# Supplied entries start
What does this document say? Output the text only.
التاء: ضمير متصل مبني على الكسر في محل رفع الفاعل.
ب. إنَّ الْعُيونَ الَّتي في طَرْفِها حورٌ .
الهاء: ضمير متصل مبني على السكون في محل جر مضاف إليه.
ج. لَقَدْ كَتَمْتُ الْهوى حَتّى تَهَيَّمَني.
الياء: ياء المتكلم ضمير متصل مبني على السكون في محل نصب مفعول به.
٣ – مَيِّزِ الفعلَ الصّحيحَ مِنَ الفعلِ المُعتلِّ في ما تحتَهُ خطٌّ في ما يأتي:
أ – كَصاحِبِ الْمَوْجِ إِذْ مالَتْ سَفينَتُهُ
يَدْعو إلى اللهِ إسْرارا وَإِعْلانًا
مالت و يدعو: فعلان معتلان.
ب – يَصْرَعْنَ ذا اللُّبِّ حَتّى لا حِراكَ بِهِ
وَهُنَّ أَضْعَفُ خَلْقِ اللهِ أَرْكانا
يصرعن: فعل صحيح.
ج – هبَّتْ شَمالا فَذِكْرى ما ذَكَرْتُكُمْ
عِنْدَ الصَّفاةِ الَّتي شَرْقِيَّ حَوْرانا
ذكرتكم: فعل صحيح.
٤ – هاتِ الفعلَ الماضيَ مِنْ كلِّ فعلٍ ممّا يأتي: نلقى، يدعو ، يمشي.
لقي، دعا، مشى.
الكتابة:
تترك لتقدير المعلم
# Supplied entries end
> **Work instructions**:
Each line above must be printed exactly as it appears.

> **Exercise result**:
What does this document say? Output the text only.
التاء: ضمير متصل مبني على الكسر في محل رفع الفاعل.
ب. إنَّ الْعُيونَ الَّتي في طَرْفِها حورٌ .
الهاء: ضمير متصل مبني على السكون في محل جر مضاف إليه.
ج. لَقَدْ كَتَمْتُ الْهوى حَتّى تَهَيَّمَني.
الياء: ياء المتكلم ضمير متصل مبني على السكون في محل نصب مفعول به.
٣ – مَيِّزِ الفعلَ الصّحيحَ مِنَ الفعلِ المُعتلِّ في ما تحتَهُ خطٌّ في ما يأتي:
أ – كَصاحِبِ الْمَوْجِ إِذْ مالَتْ سَفينَتُهُ
يَدْعو إلى اللهِ إسْرارا وَإِعْلانًا
مالت و يدعو: فعلان معتلان.
ب – يَصْرَعْنَ ذا اللُّبِّ حَتّى لا حِراكَ بِهِ
وَهُنَّ أَضْعَفُ خَلْقِ اللهِ أَرْكانا
يصرعن: فعل صحيح.
ج – هبَّتْ شَمالا فَذِكْرى ما ذَكَرْتُكُمْ
عِنْدَ الصَّفاةِ الَّتي شَرْقِيَّ حَوْرانا
ذكرتكم: فعل صحيح.
٤ – هاتِ الفعلَ الماضيَ مِنْ كلِّ فعلٍ ممّا يأتي: نلقى، يدعو ، يمشي.
لقي، دعا، مشى.
الكتابة:
تترك لتقدير المعلم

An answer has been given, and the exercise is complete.